**What you need to do:** Repeat every record exactly, but keep images out of the copy.

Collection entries
════════
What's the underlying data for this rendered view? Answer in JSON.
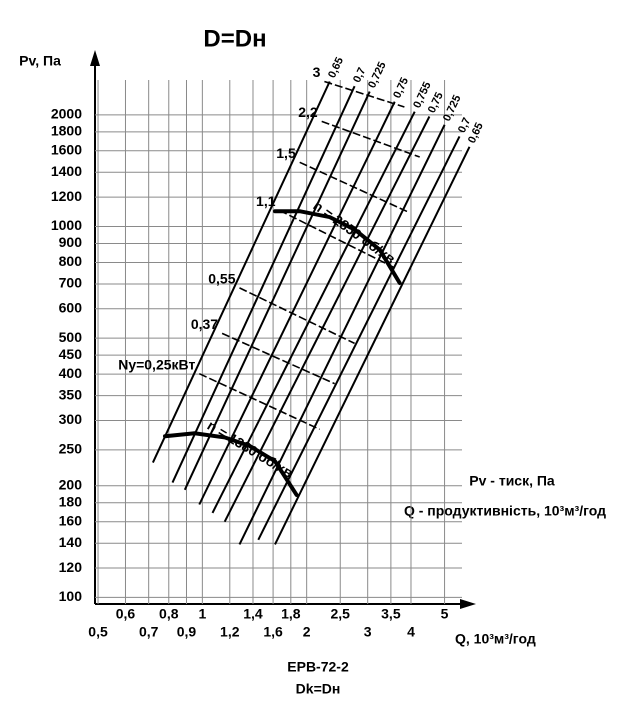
{
  "chart_data": {
    "type": "line",
    "title": "D=Dн",
    "y_label": "Pv, Па",
    "x_label": "Q, 10³м³/год",
    "legend_notes": [
      "Pv - тиск, Па",
      "Q - продуктивність, 10³м³/год"
    ],
    "footer": [
      "ЕРВ-72-2",
      "Dk=Dн"
    ],
    "xscale": "log",
    "yscale": "log",
    "grid": true,
    "color": "#000000",
    "xlim": [
      0.49,
      6
    ],
    "ylim": [
      96,
      2900
    ],
    "xticks": [
      {
        "value": 0.5,
        "label": "0,5"
      },
      {
        "value": 0.6,
        "label": "0,6"
      },
      {
        "value": 0.7,
        "label": "0,7"
      },
      {
        "value": 0.8,
        "label": "0,8"
      },
      {
        "value": 0.9,
        "label": "0,9"
      },
      1,
      {
        "value": 1.2,
        "label": "1,2"
      },
      {
        "value": 1.4,
        "label": "1,4"
      },
      {
        "value": 1.6,
        "label": "1,6"
      },
      {
        "value": 1.8,
        "label": "1,8"
      },
      2,
      {
        "value": 2.5,
        "label": "2,5"
      },
      3,
      {
        "value": 3.5,
        "label": "3,5"
      },
      4,
      5
    ],
    "yticks": [
      100,
      120,
      140,
      160,
      180,
      200,
      250,
      300,
      350,
      400,
      450,
      500,
      600,
      700,
      800,
      900,
      1000,
      1200,
      1400,
      1600,
      1800,
      2000
    ],
    "series": [
      {
        "name": "n = 2850 об/хв",
        "x": [
          1.62,
          1.91,
          2.33,
          2.75,
          3.25,
          3.71
        ],
        "values": [
          1100,
          1100,
          1060,
          982,
          866,
          704
        ]
      },
      {
        "name": "n = 1380 об/хв",
        "x": [
          0.78,
          0.95,
          1.16,
          1.37,
          1.62,
          1.87
        ],
        "values": [
          272,
          277,
          270,
          256,
          233,
          189
        ]
      }
    ],
    "efficiency_lines": [
      {
        "label": "0,65",
        "x": [
          0.72,
          2.33
        ],
        "y": [
          231,
          2460
        ]
      },
      {
        "label": "0,7",
        "x": [
          0.82,
          2.75
        ],
        "y": [
          204,
          2390
        ]
      },
      {
        "label": "0,725",
        "x": [
          0.89,
          3.04
        ],
        "y": [
          195,
          2310
        ]
      },
      {
        "label": "0,75",
        "x": [
          0.98,
          3.59
        ],
        "y": [
          178,
          2170
        ]
      },
      {
        "label": "0,755",
        "x": [
          1.07,
          4.1
        ],
        "y": [
          169,
          2040
        ]
      },
      {
        "label": "0,75",
        "x": [
          1.16,
          4.52
        ],
        "y": [
          160,
          1980
        ]
      },
      {
        "label": "0,725",
        "x": [
          1.28,
          5.0
        ],
        "y": [
          139,
          1880
        ]
      },
      {
        "label": "0,7",
        "x": [
          1.45,
          5.52
        ],
        "y": [
          143,
          1750
        ]
      },
      {
        "label": "0,65",
        "x": [
          1.62,
          5.9
        ],
        "y": [
          139,
          1640
        ]
      }
    ],
    "power_lines": [
      {
        "label": "3",
        "x": [
          2.25,
          3.83
        ],
        "y": [
          2460,
          2100
        ]
      },
      {
        "label": "2,2",
        "x": [
          2.21,
          4.24
        ],
        "y": [
          1920,
          1540
        ]
      },
      {
        "label": "1,5",
        "x": [
          1.91,
          3.96
        ],
        "y": [
          1490,
          1090
        ]
      },
      {
        "label": "1,1",
        "x": [
          1.67,
          3.59
        ],
        "y": [
          1105,
          774
        ]
      },
      {
        "label": "0,55",
        "x": [
          1.28,
          2.75
        ],
        "y": [
          683,
          484
        ]
      },
      {
        "label": "0,37",
        "x": [
          1.14,
          2.41
        ],
        "y": [
          515,
          377
        ]
      },
      {
        "label": "Ny=0,25кВт",
        "x": [
          0.98,
          2.18
        ],
        "y": [
          401,
          284
        ]
      }
    ]
  }
}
════════
**Full output:**
What's the underlying data for this rendered view? Answer in JSON.
{
  "chart_data": {
    "type": "line",
    "title": "D=Dн",
    "y_label": "Pv, Па",
    "x_label": "Q, 10³м³/год",
    "legend_notes": [
      "Pv - тиск, Па",
      "Q - продуктивність, 10³м³/год"
    ],
    "footer": [
      "ЕРВ-72-2",
      "Dk=Dн"
    ],
    "xscale": "log",
    "yscale": "log",
    "grid": true,
    "color": "#000000",
    "xlim": [
      0.49,
      6
    ],
    "ylim": [
      96,
      2900
    ],
    "xticks": [
      {
        "value": 0.5,
        "label": "0,5"
      },
      {
        "value": 0.6,
        "label": "0,6"
      },
      {
        "value": 0.7,
        "label": "0,7"
      },
      {
        "value": 0.8,
        "label": "0,8"
      },
      {
        "value": 0.9,
        "label": "0,9"
      },
      1,
      {
        "value": 1.2,
        "label": "1,2"
      },
      {
        "value": 1.4,
        "label": "1,4"
      },
      {
        "value": 1.6,
        "label": "1,6"
      },
      {
        "value": 1.8,
        "label": "1,8"
      },
      2,
      {
        "value": 2.5,
        "label": "2,5"
      },
      3,
      {
        "value": 3.5,
        "label": "3,5"
      },
      4,
      5
    ],
    "yticks": [
      100,
      120,
      140,
      160,
      180,
      200,
      250,
      300,
      350,
      400,
      450,
      500,
      600,
      700,
      800,
      900,
      1000,
      1200,
      1400,
      1600,
      1800,
      2000
    ],
    "series": [
      {
        "name": "n = 2850 об/хв",
        "x": [
          1.62,
          1.91,
          2.33,
          2.75,
          3.25,
          3.71
        ],
        "values": [
          1100,
          1100,
          1060,
          982,
          866,
          704
        ]
      },
      {
        "name": "n = 1380 об/хв",
        "x": [
          0.78,
          0.95,
          1.16,
          1.37,
          1.62,
          1.87
        ],
        "values": [
          272,
          277,
          270,
          256,
          233,
          189
        ]
      }
    ],
    "efficiency_lines": [
      {
        "label": "0,65",
        "x": [
          0.72,
          2.33
        ],
        "y": [
          231,
          2460
        ]
      },
      {
        "label": "0,7",
        "x": [
          0.82,
          2.75
        ],
        "y": [
          204,
          2390
        ]
      },
      {
        "label": "0,725",
        "x": [
          0.89,
          3.04
        ],
        "y": [
          195,
          2310
        ]
      },
      {
        "label": "0,75",
        "x": [
          0.98,
          3.59
        ],
        "y": [
          178,
          2170
        ]
      },
      {
        "label": "0,755",
        "x": [
          1.07,
          4.1
        ],
        "y": [
          169,
          2040
        ]
      },
      {
        "label": "0,75",
        "x": [
          1.16,
          4.52
        ],
        "y": [
          160,
          1980
        ]
      },
      {
        "label": "0,725",
        "x": [
          1.28,
          5.0
        ],
        "y": [
          139,
          1880
        ]
      },
      {
        "label": "0,7",
        "x": [
          1.45,
          5.52
        ],
        "y": [
          143,
          1750
        ]
      },
      {
        "label": "0,65",
        "x": [
          1.62,
          5.9
        ],
        "y": [
          139,
          1640
        ]
      }
    ],
    "power_lines": [
      {
        "label": "3",
        "x": [
          2.25,
          3.83
        ],
        "y": [
          2460,
          2100
        ]
      },
      {
        "label": "2,2",
        "x": [
          2.21,
          4.24
        ],
        "y": [
          1920,
          1540
        ]
      },
      {
        "label": "1,5",
        "x": [
          1.91,
          3.96
        ],
        "y": [
          1490,
          1090
        ]
      },
      {
        "label": "1,1",
        "x": [
          1.67,
          3.59
        ],
        "y": [
          1105,
          774
        ]
      },
      {
        "label": "0,55",
        "x": [
          1.28,
          2.75
        ],
        "y": [
          683,
          484
        ]
      },
      {
        "label": "0,37",
        "x": [
          1.14,
          2.41
        ],
        "y": [
          515,
          377
        ]
      },
      {
        "label": "Ny=0,25кВт",
        "x": [
          0.98,
          2.18
        ],
        "y": [
          401,
          284
        ]
      }
    ]
  }
}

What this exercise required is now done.